Stored data –
==================================================
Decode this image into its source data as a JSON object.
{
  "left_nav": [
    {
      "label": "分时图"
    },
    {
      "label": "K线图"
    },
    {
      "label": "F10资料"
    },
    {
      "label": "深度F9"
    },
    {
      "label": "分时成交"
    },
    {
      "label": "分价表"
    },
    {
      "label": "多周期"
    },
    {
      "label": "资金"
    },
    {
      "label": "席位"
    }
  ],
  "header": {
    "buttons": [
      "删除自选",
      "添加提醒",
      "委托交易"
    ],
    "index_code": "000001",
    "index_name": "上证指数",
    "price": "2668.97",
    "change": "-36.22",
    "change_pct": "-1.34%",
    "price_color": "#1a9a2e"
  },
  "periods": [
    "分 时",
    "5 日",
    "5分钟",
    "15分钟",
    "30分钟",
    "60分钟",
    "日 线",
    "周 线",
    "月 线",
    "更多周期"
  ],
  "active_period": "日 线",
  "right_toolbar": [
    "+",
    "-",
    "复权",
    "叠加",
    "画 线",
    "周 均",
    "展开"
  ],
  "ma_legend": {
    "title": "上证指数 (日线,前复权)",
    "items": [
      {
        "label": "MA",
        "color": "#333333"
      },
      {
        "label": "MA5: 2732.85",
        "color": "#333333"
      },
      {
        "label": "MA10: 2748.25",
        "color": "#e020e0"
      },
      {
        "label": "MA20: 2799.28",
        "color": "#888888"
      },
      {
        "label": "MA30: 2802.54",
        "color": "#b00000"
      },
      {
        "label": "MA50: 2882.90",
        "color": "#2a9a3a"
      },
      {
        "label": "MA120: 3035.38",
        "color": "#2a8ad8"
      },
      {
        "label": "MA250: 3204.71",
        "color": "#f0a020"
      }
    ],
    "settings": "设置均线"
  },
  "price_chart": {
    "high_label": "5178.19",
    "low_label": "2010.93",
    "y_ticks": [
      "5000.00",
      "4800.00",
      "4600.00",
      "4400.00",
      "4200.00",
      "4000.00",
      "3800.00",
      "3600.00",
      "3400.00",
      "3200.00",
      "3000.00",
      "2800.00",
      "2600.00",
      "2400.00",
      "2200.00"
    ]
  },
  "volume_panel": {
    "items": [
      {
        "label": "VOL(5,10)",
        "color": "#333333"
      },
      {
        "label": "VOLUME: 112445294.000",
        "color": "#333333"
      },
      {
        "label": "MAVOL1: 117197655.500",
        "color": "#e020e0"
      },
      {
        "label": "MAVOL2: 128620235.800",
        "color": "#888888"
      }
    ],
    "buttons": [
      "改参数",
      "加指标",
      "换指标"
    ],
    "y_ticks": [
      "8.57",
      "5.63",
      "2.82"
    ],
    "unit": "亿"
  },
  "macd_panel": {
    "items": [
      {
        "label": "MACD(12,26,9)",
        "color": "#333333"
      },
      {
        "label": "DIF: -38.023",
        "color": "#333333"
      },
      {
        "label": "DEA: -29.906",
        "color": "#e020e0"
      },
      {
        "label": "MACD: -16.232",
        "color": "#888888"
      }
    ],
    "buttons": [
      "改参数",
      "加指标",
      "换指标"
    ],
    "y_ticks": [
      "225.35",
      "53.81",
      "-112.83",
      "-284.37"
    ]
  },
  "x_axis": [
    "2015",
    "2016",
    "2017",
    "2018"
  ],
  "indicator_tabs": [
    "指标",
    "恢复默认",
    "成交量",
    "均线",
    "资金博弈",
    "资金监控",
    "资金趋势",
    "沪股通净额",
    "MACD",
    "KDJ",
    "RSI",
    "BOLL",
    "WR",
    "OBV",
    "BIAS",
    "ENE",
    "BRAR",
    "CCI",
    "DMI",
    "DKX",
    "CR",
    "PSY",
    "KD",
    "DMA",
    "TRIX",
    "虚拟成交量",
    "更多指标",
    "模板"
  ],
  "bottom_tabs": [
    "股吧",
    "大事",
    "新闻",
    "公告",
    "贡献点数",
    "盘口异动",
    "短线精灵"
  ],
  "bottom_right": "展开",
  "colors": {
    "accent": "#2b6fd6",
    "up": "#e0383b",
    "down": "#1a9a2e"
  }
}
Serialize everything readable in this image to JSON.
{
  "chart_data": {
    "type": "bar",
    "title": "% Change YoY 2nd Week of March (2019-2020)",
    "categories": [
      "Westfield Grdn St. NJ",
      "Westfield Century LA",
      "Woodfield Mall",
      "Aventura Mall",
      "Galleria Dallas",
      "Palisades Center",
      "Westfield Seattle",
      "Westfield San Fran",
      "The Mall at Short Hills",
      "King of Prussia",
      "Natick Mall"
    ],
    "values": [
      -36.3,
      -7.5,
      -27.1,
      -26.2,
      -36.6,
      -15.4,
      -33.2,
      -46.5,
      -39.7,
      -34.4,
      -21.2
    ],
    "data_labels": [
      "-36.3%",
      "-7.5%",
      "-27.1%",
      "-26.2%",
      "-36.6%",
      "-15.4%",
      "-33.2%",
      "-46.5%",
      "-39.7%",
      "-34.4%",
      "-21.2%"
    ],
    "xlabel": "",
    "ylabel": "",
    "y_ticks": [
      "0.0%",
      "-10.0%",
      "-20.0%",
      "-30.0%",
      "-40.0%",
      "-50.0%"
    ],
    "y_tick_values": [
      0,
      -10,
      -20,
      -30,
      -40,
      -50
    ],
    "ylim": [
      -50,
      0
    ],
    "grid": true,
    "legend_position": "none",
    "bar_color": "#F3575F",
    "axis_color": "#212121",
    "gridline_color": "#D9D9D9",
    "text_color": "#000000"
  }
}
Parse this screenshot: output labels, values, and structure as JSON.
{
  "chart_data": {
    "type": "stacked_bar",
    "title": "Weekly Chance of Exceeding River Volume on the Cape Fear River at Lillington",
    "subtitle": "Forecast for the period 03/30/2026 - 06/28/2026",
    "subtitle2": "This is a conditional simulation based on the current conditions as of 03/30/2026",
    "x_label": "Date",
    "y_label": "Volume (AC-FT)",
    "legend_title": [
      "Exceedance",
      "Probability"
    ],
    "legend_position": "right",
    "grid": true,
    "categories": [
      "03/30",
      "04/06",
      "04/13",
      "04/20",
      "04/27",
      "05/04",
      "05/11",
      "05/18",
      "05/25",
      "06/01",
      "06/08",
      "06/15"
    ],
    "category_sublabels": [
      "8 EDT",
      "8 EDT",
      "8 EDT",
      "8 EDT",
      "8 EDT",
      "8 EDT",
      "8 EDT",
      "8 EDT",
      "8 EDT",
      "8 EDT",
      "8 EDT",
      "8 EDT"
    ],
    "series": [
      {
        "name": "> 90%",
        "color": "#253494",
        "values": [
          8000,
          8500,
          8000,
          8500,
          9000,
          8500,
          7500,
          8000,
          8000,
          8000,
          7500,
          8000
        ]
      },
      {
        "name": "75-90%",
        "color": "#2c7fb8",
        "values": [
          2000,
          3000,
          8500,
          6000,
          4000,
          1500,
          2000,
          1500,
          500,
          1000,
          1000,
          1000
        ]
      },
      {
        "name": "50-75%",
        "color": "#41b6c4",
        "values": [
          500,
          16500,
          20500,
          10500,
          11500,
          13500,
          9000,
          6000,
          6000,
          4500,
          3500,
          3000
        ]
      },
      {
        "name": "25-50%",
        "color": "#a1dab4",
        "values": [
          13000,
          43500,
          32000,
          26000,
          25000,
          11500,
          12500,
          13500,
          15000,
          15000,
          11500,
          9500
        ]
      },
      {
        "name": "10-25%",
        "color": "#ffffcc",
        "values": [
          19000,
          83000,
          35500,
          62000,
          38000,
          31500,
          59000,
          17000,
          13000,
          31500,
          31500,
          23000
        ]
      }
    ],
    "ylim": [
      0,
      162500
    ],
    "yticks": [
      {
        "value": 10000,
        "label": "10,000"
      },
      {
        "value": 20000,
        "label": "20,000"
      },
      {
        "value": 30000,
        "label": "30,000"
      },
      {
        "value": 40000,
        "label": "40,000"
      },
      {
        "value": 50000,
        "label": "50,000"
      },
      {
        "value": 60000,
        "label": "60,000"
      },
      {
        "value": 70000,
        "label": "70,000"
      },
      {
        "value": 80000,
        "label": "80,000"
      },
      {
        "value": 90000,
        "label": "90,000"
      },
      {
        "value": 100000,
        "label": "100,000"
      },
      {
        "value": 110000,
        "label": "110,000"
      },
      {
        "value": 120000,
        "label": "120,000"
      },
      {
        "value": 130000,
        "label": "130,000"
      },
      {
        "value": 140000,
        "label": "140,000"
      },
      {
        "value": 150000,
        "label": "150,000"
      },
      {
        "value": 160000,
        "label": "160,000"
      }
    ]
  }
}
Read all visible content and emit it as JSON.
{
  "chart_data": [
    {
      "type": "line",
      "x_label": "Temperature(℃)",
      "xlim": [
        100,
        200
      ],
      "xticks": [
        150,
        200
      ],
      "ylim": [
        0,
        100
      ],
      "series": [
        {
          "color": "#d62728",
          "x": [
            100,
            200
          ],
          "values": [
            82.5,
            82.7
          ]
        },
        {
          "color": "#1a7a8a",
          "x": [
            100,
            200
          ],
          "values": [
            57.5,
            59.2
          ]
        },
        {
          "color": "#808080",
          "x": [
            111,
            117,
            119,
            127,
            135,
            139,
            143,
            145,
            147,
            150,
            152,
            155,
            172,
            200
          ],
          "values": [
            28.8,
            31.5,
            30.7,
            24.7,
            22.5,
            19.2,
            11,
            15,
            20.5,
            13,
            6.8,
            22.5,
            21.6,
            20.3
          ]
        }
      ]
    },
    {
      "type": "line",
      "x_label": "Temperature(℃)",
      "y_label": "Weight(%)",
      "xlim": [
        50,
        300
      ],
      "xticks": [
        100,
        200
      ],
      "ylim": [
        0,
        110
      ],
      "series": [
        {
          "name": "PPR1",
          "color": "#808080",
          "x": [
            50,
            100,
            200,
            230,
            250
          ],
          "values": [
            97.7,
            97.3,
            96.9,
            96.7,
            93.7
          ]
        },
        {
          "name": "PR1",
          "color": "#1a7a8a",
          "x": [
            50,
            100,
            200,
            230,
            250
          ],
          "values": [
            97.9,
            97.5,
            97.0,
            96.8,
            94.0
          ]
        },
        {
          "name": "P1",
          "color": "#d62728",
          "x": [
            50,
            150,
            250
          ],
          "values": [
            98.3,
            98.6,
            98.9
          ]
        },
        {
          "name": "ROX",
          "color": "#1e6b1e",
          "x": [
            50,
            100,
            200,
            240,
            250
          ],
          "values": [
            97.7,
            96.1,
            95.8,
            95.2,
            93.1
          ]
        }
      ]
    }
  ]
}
==================================================
Directions – Gather each line in the data that holds the string "type".

Worked solution –
    "type": "bar",
    "type": "stacked_bar",
      "type": "line",
      "type": "line",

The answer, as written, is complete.